▸ **GIVEN REQUEST**
Reproduce the records below exactly as given.

(Dataset listings of figures)
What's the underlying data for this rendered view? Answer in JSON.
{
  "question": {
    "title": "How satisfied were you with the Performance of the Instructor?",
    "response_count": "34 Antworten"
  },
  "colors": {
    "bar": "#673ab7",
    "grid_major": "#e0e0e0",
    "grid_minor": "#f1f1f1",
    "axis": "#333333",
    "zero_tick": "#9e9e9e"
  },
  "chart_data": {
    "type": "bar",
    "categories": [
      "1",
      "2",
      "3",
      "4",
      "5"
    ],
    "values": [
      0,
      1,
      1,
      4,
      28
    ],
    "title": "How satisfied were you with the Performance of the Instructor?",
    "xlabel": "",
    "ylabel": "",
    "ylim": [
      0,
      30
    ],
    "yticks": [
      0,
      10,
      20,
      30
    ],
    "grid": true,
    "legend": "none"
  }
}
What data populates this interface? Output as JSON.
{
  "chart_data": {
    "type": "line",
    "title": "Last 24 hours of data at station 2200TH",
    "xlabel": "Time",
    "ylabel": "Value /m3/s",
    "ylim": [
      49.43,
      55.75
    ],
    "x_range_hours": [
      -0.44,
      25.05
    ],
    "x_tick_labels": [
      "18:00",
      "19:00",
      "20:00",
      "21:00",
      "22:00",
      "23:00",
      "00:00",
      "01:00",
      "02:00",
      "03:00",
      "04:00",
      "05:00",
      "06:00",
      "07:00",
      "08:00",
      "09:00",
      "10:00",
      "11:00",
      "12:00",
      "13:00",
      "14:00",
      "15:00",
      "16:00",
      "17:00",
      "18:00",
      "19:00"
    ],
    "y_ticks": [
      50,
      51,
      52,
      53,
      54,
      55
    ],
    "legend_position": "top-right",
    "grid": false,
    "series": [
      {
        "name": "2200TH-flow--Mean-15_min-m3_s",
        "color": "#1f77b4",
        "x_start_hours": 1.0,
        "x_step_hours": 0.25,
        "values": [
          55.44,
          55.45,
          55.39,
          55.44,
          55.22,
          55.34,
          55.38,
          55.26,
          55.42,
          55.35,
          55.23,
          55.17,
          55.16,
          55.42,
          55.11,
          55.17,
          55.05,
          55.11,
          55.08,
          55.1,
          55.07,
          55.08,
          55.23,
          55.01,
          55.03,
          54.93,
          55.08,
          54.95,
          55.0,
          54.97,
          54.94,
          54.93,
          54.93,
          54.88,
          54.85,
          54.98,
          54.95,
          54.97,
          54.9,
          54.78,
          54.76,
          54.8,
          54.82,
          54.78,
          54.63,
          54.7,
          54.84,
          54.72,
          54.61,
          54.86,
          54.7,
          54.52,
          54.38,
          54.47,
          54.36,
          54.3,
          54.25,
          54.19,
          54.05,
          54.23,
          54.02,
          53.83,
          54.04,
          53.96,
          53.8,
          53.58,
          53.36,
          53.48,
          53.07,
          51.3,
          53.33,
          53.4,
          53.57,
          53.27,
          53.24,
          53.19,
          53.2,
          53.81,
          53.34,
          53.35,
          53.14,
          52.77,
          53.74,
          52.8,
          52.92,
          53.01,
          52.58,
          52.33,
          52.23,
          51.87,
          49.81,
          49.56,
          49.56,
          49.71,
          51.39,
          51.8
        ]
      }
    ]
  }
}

▸ **TASK ANSWER**
What's the underlying data for this rendered view? Answer in JSON.
{
  "question": {
    "title": "How satisfied were you with the Performance of the Instructor?",
    "response_count": "34 Antworten"
  },
  "colors": {
    "bar": "#673ab7",
    "grid_major": "#e0e0e0",
    "grid_minor": "#f1f1f1",
    "axis": "#333333",
    "zero_tick": "#9e9e9e"
  },
  "chart_data": {
    "type": "bar",
    "categories": [
      "1",
      "2",
      "3",
      "4",
      "5"
    ],
    "values": [
      0,
      1,
      1,
      4,
      28
    ],
    "title": "How satisfied were you with the Performance of the Instructor?",
    "xlabel": "",
    "ylabel": "",
    "ylim": [
      0,
      30
    ],
    "yticks": [
      0,
      10,
      20,
      30
    ],
    "grid": true,
    "legend": "none"
  }
}
What data populates this interface? Output as JSON.
{
  "chart_data": {
    "type": "line",
    "title": "Last 24 hours of data at station 2200TH",
    "xlabel": "Time",
    "ylabel": "Value /m3/s",
    "ylim": [
      49.43,
      55.75
    ],
    "x_range_hours": [
      -0.44,
      25.05
    ],
    "x_tick_labels": [
      "18:00",
      "19:00",
      "20:00",
      "21:00",
      "22:00",
      "23:00",
      "00:00",
      "01:00",
      "02:00",
      "03:00",
      "04:00",
      "05:00",
      "06:00",
      "07:00",
      "08:00",
      "09:00",
      "10:00",
      "11:00",
      "12:00",
      "13:00",
      "14:00",
      "15:00",
      "16:00",
      "17:00",
      "18:00",
      "19:00"
    ],
    "y_ticks": [
      50,
      51,
      52,
      53,
      54,
      55
    ],
    "legend_position": "top-right",
    "grid": false,
    "series": [
      {
        "name": "2200TH-flow--Mean-15_min-m3_s",
        "color": "#1f77b4",
        "x_start_hours": 1.0,
        "x_step_hours": 0.25,
        "values": [
          55.44,
          55.45,
          55.39,
          55.44,
          55.22,
          55.34,
          55.38,
          55.26,
          55.42,
          55.35,
          55.23,
          55.17,
          55.16,
          55.42,
          55.11,
          55.17,
          55.05,
          55.11,
          55.08,
          55.1,
          55.07,
          55.08,
          55.23,
          55.01,
          55.03,
          54.93,
          55.08,
          54.95,
          55.0,
          54.97,
          54.94,
          54.93,
          54.93,
          54.88,
          54.85,
          54.98,
          54.95,
          54.97,
          54.9,
          54.78,
          54.76,
          54.8,
          54.82,
          54.78,
          54.63,
          54.7,
          54.84,
          54.72,
          54.61,
          54.86,
          54.7,
          54.52,
          54.38,
          54.47,
          54.36,
          54.3,
          54.25,
          54.19,
          54.05,
          54.23,
          54.02,
          53.83,
          54.04,
          53.96,
          53.8,
          53.58,
          53.36,
          53.48,
          53.07,
          51.3,
          53.33,
          53.4,
          53.57,
          53.27,
          53.24,
          53.19,
          53.2,
          53.81,
          53.34,
          53.35,
          53.14,
          52.77,
          53.74,
          52.8,
          52.92,
          53.01,
          52.58,
          52.33,
          52.23,
          51.87,
          49.81,
          49.56,
          49.56,
          49.71,
          51.39,
          51.8
        ]
      }
    ]
  }
}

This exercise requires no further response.